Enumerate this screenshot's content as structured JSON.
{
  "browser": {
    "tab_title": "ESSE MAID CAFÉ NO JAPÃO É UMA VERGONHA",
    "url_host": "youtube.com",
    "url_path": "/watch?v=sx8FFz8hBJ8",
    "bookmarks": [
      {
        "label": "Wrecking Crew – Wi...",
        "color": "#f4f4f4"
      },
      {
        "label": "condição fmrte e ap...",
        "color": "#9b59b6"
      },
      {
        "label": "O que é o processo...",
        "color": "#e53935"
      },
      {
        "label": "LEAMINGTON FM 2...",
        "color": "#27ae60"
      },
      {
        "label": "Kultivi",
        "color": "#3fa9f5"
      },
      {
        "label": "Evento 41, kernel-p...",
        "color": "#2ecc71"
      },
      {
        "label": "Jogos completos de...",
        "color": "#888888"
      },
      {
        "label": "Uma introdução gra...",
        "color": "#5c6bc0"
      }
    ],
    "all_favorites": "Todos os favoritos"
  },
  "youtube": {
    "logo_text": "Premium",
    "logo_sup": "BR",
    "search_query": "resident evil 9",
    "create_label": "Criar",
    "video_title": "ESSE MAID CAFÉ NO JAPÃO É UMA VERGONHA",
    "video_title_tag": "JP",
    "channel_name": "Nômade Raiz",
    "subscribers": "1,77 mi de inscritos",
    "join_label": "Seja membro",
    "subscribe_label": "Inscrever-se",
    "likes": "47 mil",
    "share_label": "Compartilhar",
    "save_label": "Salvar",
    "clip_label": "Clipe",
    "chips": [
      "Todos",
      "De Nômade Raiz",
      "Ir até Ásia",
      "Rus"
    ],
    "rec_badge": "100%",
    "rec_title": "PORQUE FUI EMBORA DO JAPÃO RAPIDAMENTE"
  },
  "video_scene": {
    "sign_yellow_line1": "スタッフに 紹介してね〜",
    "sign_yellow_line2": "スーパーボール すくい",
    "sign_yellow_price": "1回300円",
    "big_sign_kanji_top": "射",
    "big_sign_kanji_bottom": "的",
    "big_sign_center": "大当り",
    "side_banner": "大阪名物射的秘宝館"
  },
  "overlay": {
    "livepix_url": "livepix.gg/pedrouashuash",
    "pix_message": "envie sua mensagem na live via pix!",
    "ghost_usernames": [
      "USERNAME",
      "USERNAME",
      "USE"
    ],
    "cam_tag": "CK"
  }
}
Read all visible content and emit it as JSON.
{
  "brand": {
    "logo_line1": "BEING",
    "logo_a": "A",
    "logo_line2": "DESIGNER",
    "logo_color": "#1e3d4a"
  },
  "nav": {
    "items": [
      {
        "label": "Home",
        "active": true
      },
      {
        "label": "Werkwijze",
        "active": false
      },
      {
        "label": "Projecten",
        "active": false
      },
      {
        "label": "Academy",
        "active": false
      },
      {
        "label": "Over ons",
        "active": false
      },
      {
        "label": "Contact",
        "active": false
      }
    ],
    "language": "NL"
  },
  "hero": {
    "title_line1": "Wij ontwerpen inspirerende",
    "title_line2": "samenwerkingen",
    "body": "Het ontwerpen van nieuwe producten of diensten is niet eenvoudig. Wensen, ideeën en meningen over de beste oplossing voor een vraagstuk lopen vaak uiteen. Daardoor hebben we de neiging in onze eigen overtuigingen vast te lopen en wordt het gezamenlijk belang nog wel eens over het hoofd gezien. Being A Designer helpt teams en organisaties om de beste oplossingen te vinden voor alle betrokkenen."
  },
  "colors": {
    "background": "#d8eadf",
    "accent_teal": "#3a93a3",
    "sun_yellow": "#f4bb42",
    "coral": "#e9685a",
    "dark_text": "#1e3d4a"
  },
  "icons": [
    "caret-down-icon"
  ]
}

--------------------

* _To be done_
Repeat every record exactly as written, please.

* _Correct result_
Enumerate this screenshot's content as structured JSON.
{
  "browser": {
    "tab_title": "ESSE MAID CAFÉ NO JAPÃO É UMA VERGONHA",
    "url_host": "youtube.com",
    "url_path": "/watch?v=sx8FFz8hBJ8",
    "bookmarks": [
      {
        "label": "Wrecking Crew – Wi...",
        "color": "#f4f4f4"
      },
      {
        "label": "condição fmrte e ap...",
        "color": "#9b59b6"
      },
      {
        "label": "O que é o processo...",
        "color": "#e53935"
      },
      {
        "label": "LEAMINGTON FM 2...",
        "color": "#27ae60"
      },
      {
        "label": "Kultivi",
        "color": "#3fa9f5"
      },
      {
        "label": "Evento 41, kernel-p...",
        "color": "#2ecc71"
      },
      {
        "label": "Jogos completos de...",
        "color": "#888888"
      },
      {
        "label": "Uma introdução gra...",
        "color": "#5c6bc0"
      }
    ],
    "all_favorites": "Todos os favoritos"
  },
  "youtube": {
    "logo_text": "Premium",
    "logo_sup": "BR",
    "search_query": "resident evil 9",
    "create_label": "Criar",
    "video_title": "ESSE MAID CAFÉ NO JAPÃO É UMA VERGONHA",
    "video_title_tag": "JP",
    "channel_name": "Nômade Raiz",
    "subscribers": "1,77 mi de inscritos",
    "join_label": "Seja membro",
    "subscribe_label": "Inscrever-se",
    "likes": "47 mil",
    "share_label": "Compartilhar",
    "save_label": "Salvar",
    "clip_label": "Clipe",
    "chips": [
      "Todos",
      "De Nômade Raiz",
      "Ir até Ásia",
      "Rus"
    ],
    "rec_badge": "100%",
    "rec_title": "PORQUE FUI EMBORA DO JAPÃO RAPIDAMENTE"
  },
  "video_scene": {
    "sign_yellow_line1": "スタッフに 紹介してね〜",
    "sign_yellow_line2": "スーパーボール すくい",
    "sign_yellow_price": "1回300円",
    "big_sign_kanji_top": "射",
    "big_sign_kanji_bottom": "的",
    "big_sign_center": "大当り",
    "side_banner": "大阪名物射的秘宝館"
  },
  "overlay": {
    "livepix_url": "livepix.gg/pedrouashuash",
    "pix_message": "envie sua mensagem na live via pix!",
    "ghost_usernames": [
      "USERNAME",
      "USERNAME",
      "USE"
    ],
    "cam_tag": "CK"
  }
}
Read all visible content and emit it as JSON.
{
  "brand": {
    "logo_line1": "BEING",
    "logo_a": "A",
    "logo_line2": "DESIGNER",
    "logo_color": "#1e3d4a"
  },
  "nav": {
    "items": [
      {
        "label": "Home",
        "active": true
      },
      {
        "label": "Werkwijze",
        "active": false
      },
      {
        "label": "Projecten",
        "active": false
      },
      {
        "label": "Academy",
        "active": false
      },
      {
        "label": "Over ons",
        "active": false
      },
      {
        "label": "Contact",
        "active": false
      }
    ],
    "language": "NL"
  },
  "hero": {
    "title_line1": "Wij ontwerpen inspirerende",
    "title_line2": "samenwerkingen",
    "body": "Het ontwerpen van nieuwe producten of diensten is niet eenvoudig. Wensen, ideeën en meningen over de beste oplossing voor een vraagstuk lopen vaak uiteen. Daardoor hebben we de neiging in onze eigen overtuigingen vast te lopen en wordt het gezamenlijk belang nog wel eens over het hoofd gezien. Being A Designer helpt teams en organisaties om de beste oplossingen te vinden voor alle betrokkenen."
  },
  "colors": {
    "background": "#d8eadf",
    "accent_teal": "#3a93a3",
    "sun_yellow": "#f4bb42",
    "coral": "#e9685a",
    "dark_text": "#1e3d4a"
  },
  "icons": [
    "caret-down-icon"
  ]
}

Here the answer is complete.